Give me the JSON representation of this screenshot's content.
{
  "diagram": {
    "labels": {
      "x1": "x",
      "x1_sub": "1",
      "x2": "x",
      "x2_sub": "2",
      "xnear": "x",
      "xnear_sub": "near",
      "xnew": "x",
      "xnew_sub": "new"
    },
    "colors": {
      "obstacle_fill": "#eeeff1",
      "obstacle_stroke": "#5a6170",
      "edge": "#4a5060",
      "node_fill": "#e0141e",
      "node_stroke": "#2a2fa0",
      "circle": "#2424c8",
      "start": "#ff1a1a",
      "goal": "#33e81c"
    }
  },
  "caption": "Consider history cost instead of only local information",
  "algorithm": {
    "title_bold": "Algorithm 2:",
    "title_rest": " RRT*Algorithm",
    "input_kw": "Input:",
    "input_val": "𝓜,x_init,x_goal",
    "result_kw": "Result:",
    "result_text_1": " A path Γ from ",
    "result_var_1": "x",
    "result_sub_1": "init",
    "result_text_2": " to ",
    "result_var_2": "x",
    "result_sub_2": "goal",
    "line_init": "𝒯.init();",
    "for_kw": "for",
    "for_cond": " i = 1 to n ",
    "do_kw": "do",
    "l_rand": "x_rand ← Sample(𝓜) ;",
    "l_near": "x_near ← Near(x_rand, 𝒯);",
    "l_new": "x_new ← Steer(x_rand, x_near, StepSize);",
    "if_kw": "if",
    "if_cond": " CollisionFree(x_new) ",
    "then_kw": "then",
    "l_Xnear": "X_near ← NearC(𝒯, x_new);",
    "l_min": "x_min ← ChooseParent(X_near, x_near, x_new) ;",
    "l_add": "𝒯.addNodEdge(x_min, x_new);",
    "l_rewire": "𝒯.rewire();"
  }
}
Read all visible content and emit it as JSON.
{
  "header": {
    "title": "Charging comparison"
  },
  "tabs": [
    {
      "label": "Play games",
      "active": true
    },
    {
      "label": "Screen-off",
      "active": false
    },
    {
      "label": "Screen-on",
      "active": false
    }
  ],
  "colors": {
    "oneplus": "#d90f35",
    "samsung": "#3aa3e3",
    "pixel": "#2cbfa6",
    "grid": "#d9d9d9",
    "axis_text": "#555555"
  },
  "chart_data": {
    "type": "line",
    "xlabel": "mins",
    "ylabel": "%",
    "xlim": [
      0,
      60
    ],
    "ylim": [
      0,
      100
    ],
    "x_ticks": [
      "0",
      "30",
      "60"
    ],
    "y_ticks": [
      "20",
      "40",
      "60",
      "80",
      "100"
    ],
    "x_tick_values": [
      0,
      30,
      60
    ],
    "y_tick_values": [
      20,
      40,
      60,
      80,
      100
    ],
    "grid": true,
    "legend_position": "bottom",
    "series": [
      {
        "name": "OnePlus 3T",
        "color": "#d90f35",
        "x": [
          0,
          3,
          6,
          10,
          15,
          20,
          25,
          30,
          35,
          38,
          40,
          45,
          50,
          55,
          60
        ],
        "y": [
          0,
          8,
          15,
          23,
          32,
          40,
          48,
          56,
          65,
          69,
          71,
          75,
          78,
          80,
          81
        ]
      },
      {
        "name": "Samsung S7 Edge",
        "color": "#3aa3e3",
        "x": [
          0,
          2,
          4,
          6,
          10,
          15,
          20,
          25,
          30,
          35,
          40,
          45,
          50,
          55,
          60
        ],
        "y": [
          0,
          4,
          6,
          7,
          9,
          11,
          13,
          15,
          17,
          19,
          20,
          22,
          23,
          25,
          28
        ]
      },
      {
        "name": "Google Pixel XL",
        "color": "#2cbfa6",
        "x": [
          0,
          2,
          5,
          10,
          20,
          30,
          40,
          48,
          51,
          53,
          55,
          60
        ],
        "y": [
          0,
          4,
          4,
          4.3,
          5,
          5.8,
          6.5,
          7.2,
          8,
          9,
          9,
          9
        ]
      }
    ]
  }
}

━━━━━━━━

Task prompt:
Please restate the whole listing word for word.

Solved problem:
Give me the JSON representation of this screenshot's content.
{
  "diagram": {
    "labels": {
      "x1": "x",
      "x1_sub": "1",
      "x2": "x",
      "x2_sub": "2",
      "xnear": "x",
      "xnear_sub": "near",
      "xnew": "x",
      "xnew_sub": "new"
    },
    "colors": {
      "obstacle_fill": "#eeeff1",
      "obstacle_stroke": "#5a6170",
      "edge": "#4a5060",
      "node_fill": "#e0141e",
      "node_stroke": "#2a2fa0",
      "circle": "#2424c8",
      "start": "#ff1a1a",
      "goal": "#33e81c"
    }
  },
  "caption": "Consider history cost instead of only local information",
  "algorithm": {
    "title_bold": "Algorithm 2:",
    "title_rest": " RRT*Algorithm",
    "input_kw": "Input:",
    "input_val": "𝓜,x_init,x_goal",
    "result_kw": "Result:",
    "result_text_1": " A path Γ from ",
    "result_var_1": "x",
    "result_sub_1": "init",
    "result_text_2": " to ",
    "result_var_2": "x",
    "result_sub_2": "goal",
    "line_init": "𝒯.init();",
    "for_kw": "for",
    "for_cond": " i = 1 to n ",
    "do_kw": "do",
    "l_rand": "x_rand ← Sample(𝓜) ;",
    "l_near": "x_near ← Near(x_rand, 𝒯);",
    "l_new": "x_new ← Steer(x_rand, x_near, StepSize);",
    "if_kw": "if",
    "if_cond": " CollisionFree(x_new) ",
    "then_kw": "then",
    "l_Xnear": "X_near ← NearC(𝒯, x_new);",
    "l_min": "x_min ← ChooseParent(X_near, x_near, x_new) ;",
    "l_add": "𝒯.addNodEdge(x_min, x_new);",
    "l_rewire": "𝒯.rewire();"
  }
}
Read all visible content and emit it as JSON.
{
  "header": {
    "title": "Charging comparison"
  },
  "tabs": [
    {
      "label": "Play games",
      "active": true
    },
    {
      "label": "Screen-off",
      "active": false
    },
    {
      "label": "Screen-on",
      "active": false
    }
  ],
  "colors": {
    "oneplus": "#d90f35",
    "samsung": "#3aa3e3",
    "pixel": "#2cbfa6",
    "grid": "#d9d9d9",
    "axis_text": "#555555"
  },
  "chart_data": {
    "type": "line",
    "xlabel": "mins",
    "ylabel": "%",
    "xlim": [
      0,
      60
    ],
    "ylim": [
      0,
      100
    ],
    "x_ticks": [
      "0",
      "30",
      "60"
    ],
    "y_ticks": [
      "20",
      "40",
      "60",
      "80",
      "100"
    ],
    "x_tick_values": [
      0,
      30,
      60
    ],
    "y_tick_values": [
      20,
      40,
      60,
      80,
      100
    ],
    "grid": true,
    "legend_position": "bottom",
    "series": [
      {
        "name": "OnePlus 3T",
        "color": "#d90f35",
        "x": [
          0,
          3,
          6,
          10,
          15,
          20,
          25,
          30,
          35,
          38,
          40,
          45,
          50,
          55,
          60
        ],
        "y": [
          0,
          8,
          15,
          23,
          32,
          40,
          48,
          56,
          65,
          69,
          71,
          75,
          78,
          80,
          81
        ]
      },
      {
        "name": "Samsung S7 Edge",
        "color": "#3aa3e3",
        "x": [
          0,
          2,
          4,
          6,
          10,
          15,
          20,
          25,
          30,
          35,
          40,
          45,
          50,
          55,
          60
        ],
        "y": [
          0,
          4,
          6,
          7,
          9,
          11,
          13,
          15,
          17,
          19,
          20,
          22,
          23,
          25,
          28
        ]
      },
      {
        "name": "Google Pixel XL",
        "color": "#2cbfa6",
        "x": [
          0,
          2,
          5,
          10,
          20,
          30,
          40,
          48,
          51,
          53,
          55,
          60
        ],
        "y": [
          0,
          4,
          4,
          4.3,
          5,
          5.8,
          6.5,
          7.2,
          8,
          9,
          9,
          9
        ]
      }
    ]
  }
}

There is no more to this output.